* DESCRIPTION OF THE TASK:
In the material below, find every line with "Nadir" and pull it out.

* TASK INPUT:

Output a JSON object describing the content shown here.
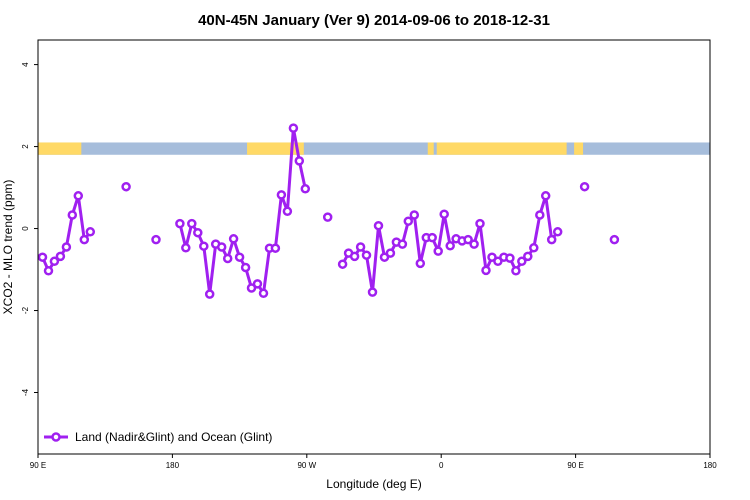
{
  "chart_data": {
    "type": "line",
    "title": "40N-45N January (Ver 9)   2014-09-06 to 2018-12-31",
    "xlabel": "Longitude (deg E)",
    "ylabel": "XCO2 - MLO trend (ppm)",
    "xlim": [
      90,
      540
    ],
    "ylim": [
      -5.5,
      4.6
    ],
    "x_ticks": [
      {
        "value": 90,
        "label": "90 E"
      },
      {
        "value": 180,
        "label": "180"
      },
      {
        "value": 270,
        "label": "90 W"
      },
      {
        "value": 360,
        "label": "0"
      },
      {
        "value": 450,
        "label": "90 E"
      },
      {
        "value": 540,
        "label": "180"
      }
    ],
    "y_ticks": [
      {
        "value": 4,
        "label": "4"
      },
      {
        "value": 2,
        "label": "2"
      },
      {
        "value": 0,
        "label": "0"
      },
      {
        "value": -2,
        "label": "-2"
      },
      {
        "value": -4,
        "label": "-4"
      }
    ],
    "series": [
      {
        "name": "Land (Nadir&Glint) and Ocean (Glint)",
        "color": "#A020F0",
        "segments": [
          [
            [
              93,
              -0.7
            ],
            [
              97,
              -1.03
            ],
            [
              101,
              -0.8
            ],
            [
              105,
              -0.68
            ],
            [
              109,
              -0.45
            ],
            [
              113,
              0.33
            ],
            [
              117,
              0.8
            ],
            [
              121,
              -0.27
            ],
            [
              125,
              -0.08
            ]
          ],
          [
            [
              149,
              1.02
            ]
          ],
          [
            [
              169,
              -0.27
            ]
          ],
          [
            [
              185,
              0.12
            ],
            [
              189,
              -0.47
            ],
            [
              193,
              0.12
            ],
            [
              197,
              -0.1
            ],
            [
              201,
              -0.43
            ],
            [
              205,
              -1.6
            ],
            [
              209,
              -0.38
            ],
            [
              213,
              -0.45
            ],
            [
              217,
              -0.73
            ],
            [
              221,
              -0.25
            ],
            [
              225,
              -0.7
            ],
            [
              229,
              -0.95
            ],
            [
              233,
              -1.45
            ],
            [
              237,
              -1.35
            ],
            [
              241,
              -1.58
            ],
            [
              245,
              -0.48
            ],
            [
              249,
              -0.48
            ],
            [
              253,
              0.82
            ],
            [
              257,
              0.42
            ],
            [
              261,
              2.45
            ],
            [
              265,
              1.65
            ],
            [
              269,
              0.97
            ]
          ]
        ],
        "points_isolated": [
          [
            284,
            0.28
          ]
        ],
        "segments_2": [
          [
            [
              294,
              -0.87
            ],
            [
              298,
              -0.6
            ],
            [
              302,
              -0.68
            ],
            [
              306,
              -0.45
            ],
            [
              310,
              -0.65
            ],
            [
              314,
              -1.55
            ],
            [
              318,
              0.07
            ],
            [
              322,
              -0.7
            ],
            [
              326,
              -0.6
            ],
            [
              330,
              -0.33
            ],
            [
              334,
              -0.38
            ],
            [
              338,
              0.18
            ],
            [
              342,
              0.33
            ],
            [
              346,
              -0.85
            ],
            [
              350,
              -0.22
            ],
            [
              354,
              -0.22
            ],
            [
              358,
              -0.55
            ],
            [
              362,
              0.35
            ],
            [
              366,
              -0.42
            ],
            [
              370,
              -0.25
            ],
            [
              374,
              -0.3
            ],
            [
              378,
              -0.27
            ],
            [
              382,
              -0.38
            ],
            [
              386,
              0.12
            ],
            [
              390,
              -1.02
            ],
            [
              394,
              -0.7
            ],
            [
              398,
              -0.8
            ],
            [
              402,
              -0.7
            ],
            [
              406,
              -0.72
            ],
            [
              410,
              -1.03
            ],
            [
              414,
              -0.8
            ],
            [
              418,
              -0.68
            ],
            [
              422,
              -0.47
            ],
            [
              426,
              0.33
            ],
            [
              430,
              0.8
            ],
            [
              434,
              -0.27
            ],
            [
              438,
              -0.08
            ]
          ]
        ],
        "points_isolated_2": [
          [
            456,
            1.02
          ],
          [
            476,
            -0.27
          ]
        ]
      }
    ],
    "surface_strip": {
      "y_range": [
        1.8,
        2.1
      ],
      "land_color": "#FFD966",
      "ocean_color": "#A6BDDB",
      "land_spans": [
        [
          90,
          119
        ],
        [
          230,
          268
        ],
        [
          351,
          355
        ],
        [
          357,
          444
        ],
        [
          449,
          455
        ]
      ]
    },
    "legend": {
      "position": "bottom-left",
      "label": "Land (Nadir&Glint) and Ocean (Glint)"
    },
    "grid": false
  }
}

* RESULT BELOW:
        "name": "Land (Nadir&Glint) and Ocean (Glint)",
      "label": "Land (Nadir&Glint) and Ocean (Glint)"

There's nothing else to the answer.